### Dataset records:

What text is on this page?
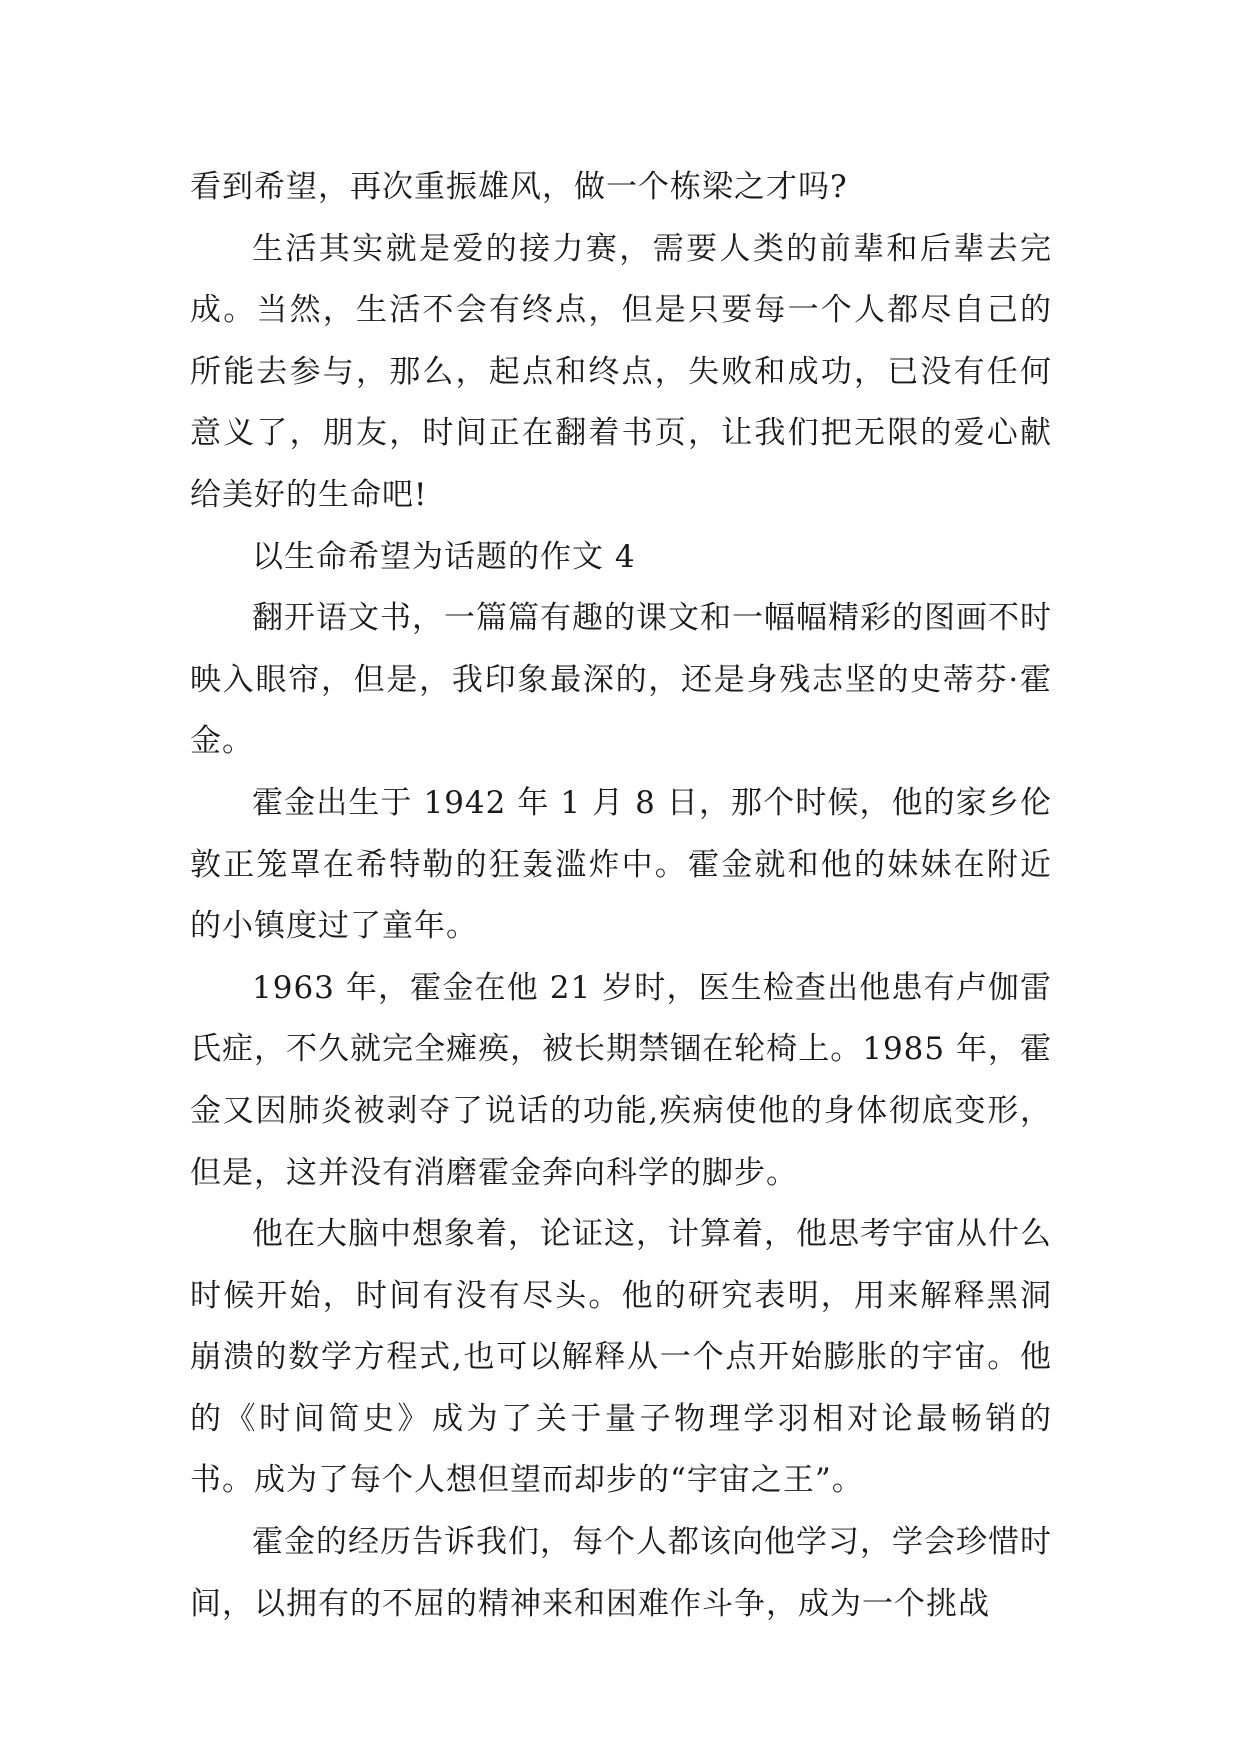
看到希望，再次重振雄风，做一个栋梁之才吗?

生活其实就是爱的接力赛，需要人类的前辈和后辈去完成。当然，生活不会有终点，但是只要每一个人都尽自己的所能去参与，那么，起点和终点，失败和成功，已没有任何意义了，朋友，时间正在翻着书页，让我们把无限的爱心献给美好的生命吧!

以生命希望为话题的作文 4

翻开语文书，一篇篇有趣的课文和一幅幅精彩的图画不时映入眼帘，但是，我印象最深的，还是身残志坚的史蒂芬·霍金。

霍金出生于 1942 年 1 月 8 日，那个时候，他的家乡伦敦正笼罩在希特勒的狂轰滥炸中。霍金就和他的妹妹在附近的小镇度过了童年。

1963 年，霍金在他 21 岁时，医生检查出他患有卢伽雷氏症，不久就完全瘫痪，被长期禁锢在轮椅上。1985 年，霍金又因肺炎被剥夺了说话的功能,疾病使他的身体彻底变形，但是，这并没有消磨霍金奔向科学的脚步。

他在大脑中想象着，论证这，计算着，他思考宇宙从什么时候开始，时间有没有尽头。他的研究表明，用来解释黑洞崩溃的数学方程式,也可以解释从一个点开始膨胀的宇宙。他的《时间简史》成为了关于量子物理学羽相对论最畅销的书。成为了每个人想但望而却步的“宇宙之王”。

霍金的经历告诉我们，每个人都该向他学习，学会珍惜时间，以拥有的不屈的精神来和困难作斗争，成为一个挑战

---

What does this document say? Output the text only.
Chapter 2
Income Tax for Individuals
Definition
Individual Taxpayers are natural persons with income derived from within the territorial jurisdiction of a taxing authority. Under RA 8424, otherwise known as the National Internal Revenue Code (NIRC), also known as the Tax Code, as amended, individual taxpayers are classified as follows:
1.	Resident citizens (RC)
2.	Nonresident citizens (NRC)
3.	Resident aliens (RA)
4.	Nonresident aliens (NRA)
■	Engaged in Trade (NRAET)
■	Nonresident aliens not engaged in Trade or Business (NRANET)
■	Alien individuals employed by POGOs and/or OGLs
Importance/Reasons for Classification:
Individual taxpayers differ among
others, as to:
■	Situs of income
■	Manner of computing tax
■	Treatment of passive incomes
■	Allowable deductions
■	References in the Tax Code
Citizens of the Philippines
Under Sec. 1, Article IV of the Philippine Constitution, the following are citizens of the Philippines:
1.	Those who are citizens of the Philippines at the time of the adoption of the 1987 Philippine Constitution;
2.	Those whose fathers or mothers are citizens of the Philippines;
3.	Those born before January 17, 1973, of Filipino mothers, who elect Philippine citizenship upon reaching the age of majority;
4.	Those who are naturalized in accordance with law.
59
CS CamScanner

* * *

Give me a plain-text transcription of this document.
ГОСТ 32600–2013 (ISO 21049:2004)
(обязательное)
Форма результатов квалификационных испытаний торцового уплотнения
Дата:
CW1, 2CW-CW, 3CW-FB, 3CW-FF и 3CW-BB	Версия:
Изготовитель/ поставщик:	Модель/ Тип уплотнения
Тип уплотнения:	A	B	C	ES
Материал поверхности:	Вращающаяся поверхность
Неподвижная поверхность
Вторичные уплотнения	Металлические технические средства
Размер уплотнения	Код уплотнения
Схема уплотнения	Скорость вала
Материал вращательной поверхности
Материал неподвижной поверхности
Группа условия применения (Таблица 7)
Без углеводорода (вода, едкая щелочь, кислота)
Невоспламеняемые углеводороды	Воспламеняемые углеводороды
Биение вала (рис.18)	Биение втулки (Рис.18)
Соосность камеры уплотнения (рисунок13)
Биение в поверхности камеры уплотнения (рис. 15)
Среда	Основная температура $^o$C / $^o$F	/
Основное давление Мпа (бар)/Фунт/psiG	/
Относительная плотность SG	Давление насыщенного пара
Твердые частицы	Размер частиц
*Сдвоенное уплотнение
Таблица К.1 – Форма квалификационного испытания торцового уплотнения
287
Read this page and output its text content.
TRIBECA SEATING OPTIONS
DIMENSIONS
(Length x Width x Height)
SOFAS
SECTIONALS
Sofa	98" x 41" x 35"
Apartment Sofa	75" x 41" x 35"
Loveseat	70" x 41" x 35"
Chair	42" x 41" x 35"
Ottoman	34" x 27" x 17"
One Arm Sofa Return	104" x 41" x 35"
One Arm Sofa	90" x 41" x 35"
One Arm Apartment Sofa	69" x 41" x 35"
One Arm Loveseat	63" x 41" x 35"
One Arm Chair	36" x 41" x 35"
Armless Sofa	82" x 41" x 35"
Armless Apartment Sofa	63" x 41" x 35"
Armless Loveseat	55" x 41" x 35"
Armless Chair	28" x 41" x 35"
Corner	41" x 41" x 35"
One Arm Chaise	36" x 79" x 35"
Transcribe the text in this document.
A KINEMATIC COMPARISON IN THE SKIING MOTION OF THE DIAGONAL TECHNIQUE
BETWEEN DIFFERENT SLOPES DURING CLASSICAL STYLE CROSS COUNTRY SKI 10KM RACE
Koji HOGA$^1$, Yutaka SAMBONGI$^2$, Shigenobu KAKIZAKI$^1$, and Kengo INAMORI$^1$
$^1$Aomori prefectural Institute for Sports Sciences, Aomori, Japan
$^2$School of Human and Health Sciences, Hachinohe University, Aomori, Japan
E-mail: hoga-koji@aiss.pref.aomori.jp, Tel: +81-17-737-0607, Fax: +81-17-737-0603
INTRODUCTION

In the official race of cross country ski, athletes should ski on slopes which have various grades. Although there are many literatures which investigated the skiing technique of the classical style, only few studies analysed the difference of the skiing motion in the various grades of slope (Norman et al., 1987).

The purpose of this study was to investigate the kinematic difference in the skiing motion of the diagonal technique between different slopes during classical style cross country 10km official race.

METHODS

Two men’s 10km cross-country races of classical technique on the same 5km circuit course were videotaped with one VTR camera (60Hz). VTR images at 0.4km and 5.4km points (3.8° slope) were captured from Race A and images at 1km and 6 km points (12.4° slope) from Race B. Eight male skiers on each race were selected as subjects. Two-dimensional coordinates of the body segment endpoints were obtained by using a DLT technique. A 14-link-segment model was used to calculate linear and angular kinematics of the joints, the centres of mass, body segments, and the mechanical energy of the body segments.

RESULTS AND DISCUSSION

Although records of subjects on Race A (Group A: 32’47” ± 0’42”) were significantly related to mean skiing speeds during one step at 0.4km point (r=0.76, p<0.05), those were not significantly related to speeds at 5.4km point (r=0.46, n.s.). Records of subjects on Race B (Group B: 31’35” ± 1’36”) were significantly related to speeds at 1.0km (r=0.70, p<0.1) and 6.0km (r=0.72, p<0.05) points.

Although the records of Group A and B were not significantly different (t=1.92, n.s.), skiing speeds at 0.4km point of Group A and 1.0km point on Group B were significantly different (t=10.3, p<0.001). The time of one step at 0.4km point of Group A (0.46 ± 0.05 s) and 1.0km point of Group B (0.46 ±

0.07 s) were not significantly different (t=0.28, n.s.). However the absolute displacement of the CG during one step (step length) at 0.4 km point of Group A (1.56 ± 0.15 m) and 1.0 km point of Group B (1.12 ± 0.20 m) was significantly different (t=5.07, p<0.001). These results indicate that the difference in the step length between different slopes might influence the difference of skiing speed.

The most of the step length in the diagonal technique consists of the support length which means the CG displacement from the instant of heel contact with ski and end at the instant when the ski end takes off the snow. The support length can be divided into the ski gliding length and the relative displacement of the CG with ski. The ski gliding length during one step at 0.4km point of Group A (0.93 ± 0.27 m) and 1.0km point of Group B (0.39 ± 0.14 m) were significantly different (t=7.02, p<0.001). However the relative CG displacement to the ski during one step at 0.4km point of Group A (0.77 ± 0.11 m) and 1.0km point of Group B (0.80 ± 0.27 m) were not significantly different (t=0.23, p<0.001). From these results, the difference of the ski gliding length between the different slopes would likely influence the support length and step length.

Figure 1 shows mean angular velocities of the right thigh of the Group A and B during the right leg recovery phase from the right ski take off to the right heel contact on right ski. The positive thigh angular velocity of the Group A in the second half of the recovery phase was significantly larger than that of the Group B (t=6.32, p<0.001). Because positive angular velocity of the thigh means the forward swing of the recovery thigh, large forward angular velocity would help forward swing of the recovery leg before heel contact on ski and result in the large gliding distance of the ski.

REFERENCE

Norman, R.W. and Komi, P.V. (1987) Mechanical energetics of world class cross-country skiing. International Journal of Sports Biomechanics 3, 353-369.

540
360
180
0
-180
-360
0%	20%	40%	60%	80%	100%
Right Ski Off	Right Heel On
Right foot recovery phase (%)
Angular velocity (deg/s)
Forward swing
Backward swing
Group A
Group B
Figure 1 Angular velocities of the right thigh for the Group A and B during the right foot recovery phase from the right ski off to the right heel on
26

### Given task:
Reproduce each line of the entries in which the word "Norman" is found.

### Correct answer:
In the official race of cross country ski, athletes should ski on slopes which have various grades. Although there are many literatures which investigated the skiing technique of the classical style, only few studies analysed the difference of the skiing motion in the various grades of slope (Norman et al., 1987).
Norman, R.W. and Komi, P.V. (1987) Mechanical energetics of world class cross-country skiing. International Journal of Sports Biomechanics 3, 353-369.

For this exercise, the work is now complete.